* Start Information given *

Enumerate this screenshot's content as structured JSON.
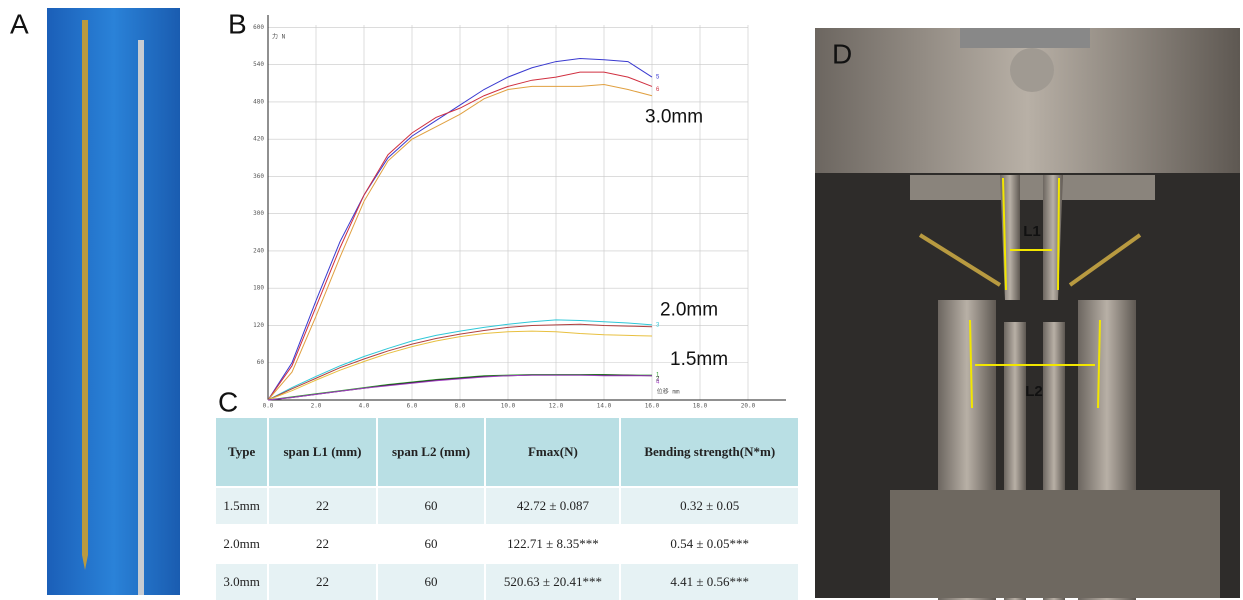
{
  "panels": {
    "a": "A",
    "b": "B",
    "c": "C",
    "d": "D"
  },
  "chart_data": {
    "type": "line",
    "y_label": "力 N",
    "x_label": "位移 mm",
    "annotations": [
      "3.0mm",
      "2.0mm",
      "1.5mm"
    ],
    "x": [
      0,
      1,
      2,
      3,
      4,
      5,
      6,
      7,
      8,
      9,
      10,
      11,
      12,
      13,
      14,
      15,
      16
    ],
    "series": [
      {
        "name": "5",
        "color": "#3a3ad0",
        "values": [
          0,
          60,
          160,
          255,
          330,
          390,
          425,
          450,
          475,
          500,
          520,
          535,
          545,
          550,
          548,
          545,
          520
        ]
      },
      {
        "name": "6",
        "color": "#d03040",
        "values": [
          0,
          55,
          150,
          245,
          330,
          395,
          430,
          455,
          470,
          490,
          505,
          515,
          520,
          528,
          528,
          520,
          505
        ]
      },
      {
        "color": "#e0a040",
        "values": [
          0,
          45,
          135,
          230,
          320,
          385,
          420,
          440,
          460,
          485,
          500,
          505,
          505,
          505,
          508,
          500,
          490
        ]
      },
      {
        "name": "3",
        "color": "#30c8d8",
        "values": [
          0,
          20,
          38,
          55,
          70,
          83,
          95,
          104,
          111,
          117,
          122,
          126,
          129,
          128,
          126,
          124,
          121
        ]
      },
      {
        "color": "#b04040",
        "values": [
          0,
          18,
          35,
          52,
          66,
          79,
          90,
          99,
          106,
          112,
          117,
          120,
          121,
          122,
          120,
          119,
          118
        ]
      },
      {
        "color": "#e8c040",
        "values": [
          0,
          15,
          32,
          48,
          62,
          75,
          86,
          95,
          102,
          107,
          110,
          111,
          110,
          107,
          105,
          104,
          103
        ]
      },
      {
        "name": "1",
        "color": "#30a030",
        "values": [
          0,
          5,
          10,
          15,
          20,
          25,
          29,
          33,
          36,
          39,
          40,
          41,
          41,
          41,
          41,
          40,
          40
        ]
      },
      {
        "name": "2",
        "color": "#222222",
        "values": [
          0,
          4,
          9,
          14,
          19,
          24,
          28,
          32,
          35,
          38,
          39,
          40,
          40,
          40,
          40,
          40,
          39
        ]
      },
      {
        "name": "4",
        "color": "#a040c0",
        "values": [
          0,
          4,
          9,
          14,
          19,
          23,
          27,
          31,
          34,
          37,
          39,
          40,
          40,
          40,
          39,
          39,
          39
        ]
      }
    ],
    "xlim": [
      0,
      22
    ],
    "ylim": [
      0,
      620
    ],
    "xticks": [
      {
        "value": 0,
        "label": "0.0"
      },
      {
        "value": 2,
        "label": "2.0"
      },
      {
        "value": 4,
        "label": "4.0"
      },
      {
        "value": 6,
        "label": "6.0"
      },
      {
        "value": 8,
        "label": "8.0"
      },
      {
        "value": 10,
        "label": "10.0"
      },
      {
        "value": 12,
        "label": "12.0"
      },
      {
        "value": 14,
        "label": "14.0"
      },
      {
        "value": 16,
        "label": "16.0"
      },
      {
        "value": 18,
        "label": "18.0"
      },
      {
        "value": 20,
        "label": "20.0"
      }
    ],
    "yticks": [
      60,
      120,
      180,
      240,
      300,
      360,
      420,
      480,
      540,
      600
    ],
    "grid": true
  },
  "table": {
    "header": [
      "Type",
      "span L1 (mm)",
      "span L2 (mm)",
      "Fmax(N)",
      "Bending strength(N*m)"
    ],
    "rows": [
      [
        "1.5mm",
        "22",
        "60",
        "42.72 ± 0.087",
        "0.32 ± 0.05"
      ],
      [
        "2.0mm",
        "22",
        "60",
        "122.71 ± 8.35***",
        "0.54 ± 0.05***"
      ],
      [
        "3.0mm",
        "22",
        "60",
        "520.63 ± 20.41***",
        "4.41 ± 0.56***"
      ]
    ]
  },
  "photo_d": {
    "labels": [
      "L1",
      "L2"
    ]
  }
}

* End Information given *

● Your goal
Using the material above, return every line exactly as it appears, minus the pictures.

● Solution
Enumerate this screenshot's content as structured JSON.
{
  "panels": {
    "a": "A",
    "b": "B",
    "c": "C",
    "d": "D"
  },
  "chart_data": {
    "type": "line",
    "y_label": "力 N",
    "x_label": "位移 mm",
    "annotations": [
      "3.0mm",
      "2.0mm",
      "1.5mm"
    ],
    "x": [
      0,
      1,
      2,
      3,
      4,
      5,
      6,
      7,
      8,
      9,
      10,
      11,
      12,
      13,
      14,
      15,
      16
    ],
    "series": [
      {
        "name": "5",
        "color": "#3a3ad0",
        "values": [
          0,
          60,
          160,
          255,
          330,
          390,
          425,
          450,
          475,
          500,
          520,
          535,
          545,
          550,
          548,
          545,
          520
        ]
      },
      {
        "name": "6",
        "color": "#d03040",
        "values": [
          0,
          55,
          150,
          245,
          330,
          395,
          430,
          455,
          470,
          490,
          505,
          515,
          520,
          528,
          528,
          520,
          505
        ]
      },
      {
        "color": "#e0a040",
        "values": [
          0,
          45,
          135,
          230,
          320,
          385,
          420,
          440,
          460,
          485,
          500,
          505,
          505,
          505,
          508,
          500,
          490
        ]
      },
      {
        "name": "3",
        "color": "#30c8d8",
        "values": [
          0,
          20,
          38,
          55,
          70,
          83,
          95,
          104,
          111,
          117,
          122,
          126,
          129,
          128,
          126,
          124,
          121
        ]
      },
      {
        "color": "#b04040",
        "values": [
          0,
          18,
          35,
          52,
          66,
          79,
          90,
          99,
          106,
          112,
          117,
          120,
          121,
          122,
          120,
          119,
          118
        ]
      },
      {
        "color": "#e8c040",
        "values": [
          0,
          15,
          32,
          48,
          62,
          75,
          86,
          95,
          102,
          107,
          110,
          111,
          110,
          107,
          105,
          104,
          103
        ]
      },
      {
        "name": "1",
        "color": "#30a030",
        "values": [
          0,
          5,
          10,
          15,
          20,
          25,
          29,
          33,
          36,
          39,
          40,
          41,
          41,
          41,
          41,
          40,
          40
        ]
      },
      {
        "name": "2",
        "color": "#222222",
        "values": [
          0,
          4,
          9,
          14,
          19,
          24,
          28,
          32,
          35,
          38,
          39,
          40,
          40,
          40,
          40,
          40,
          39
        ]
      },
      {
        "name": "4",
        "color": "#a040c0",
        "values": [
          0,
          4,
          9,
          14,
          19,
          23,
          27,
          31,
          34,
          37,
          39,
          40,
          40,
          40,
          39,
          39,
          39
        ]
      }
    ],
    "xlim": [
      0,
      22
    ],
    "ylim": [
      0,
      620
    ],
    "xticks": [
      {
        "value": 0,
        "label": "0.0"
      },
      {
        "value": 2,
        "label": "2.0"
      },
      {
        "value": 4,
        "label": "4.0"
      },
      {
        "value": 6,
        "label": "6.0"
      },
      {
        "value": 8,
        "label": "8.0"
      },
      {
        "value": 10,
        "label": "10.0"
      },
      {
        "value": 12,
        "label": "12.0"
      },
      {
        "value": 14,
        "label": "14.0"
      },
      {
        "value": 16,
        "label": "16.0"
      },
      {
        "value": 18,
        "label": "18.0"
      },
      {
        "value": 20,
        "label": "20.0"
      }
    ],
    "yticks": [
      60,
      120,
      180,
      240,
      300,
      360,
      420,
      480,
      540,
      600
    ],
    "grid": true
  },
  "table": {
    "header": [
      "Type",
      "span L1 (mm)",
      "span L2 (mm)",
      "Fmax(N)",
      "Bending strength(N*m)"
    ],
    "rows": [
      [
        "1.5mm",
        "22",
        "60",
        "42.72 ± 0.087",
        "0.32 ± 0.05"
      ],
      [
        "2.0mm",
        "22",
        "60",
        "122.71 ± 8.35***",
        "0.54 ± 0.05***"
      ],
      [
        "3.0mm",
        "22",
        "60",
        "520.63 ± 20.41***",
        "4.41 ± 0.56***"
      ]
    ]
  },
  "photo_d": {
    "labels": [
      "L1",
      "L2"
    ]
  }
}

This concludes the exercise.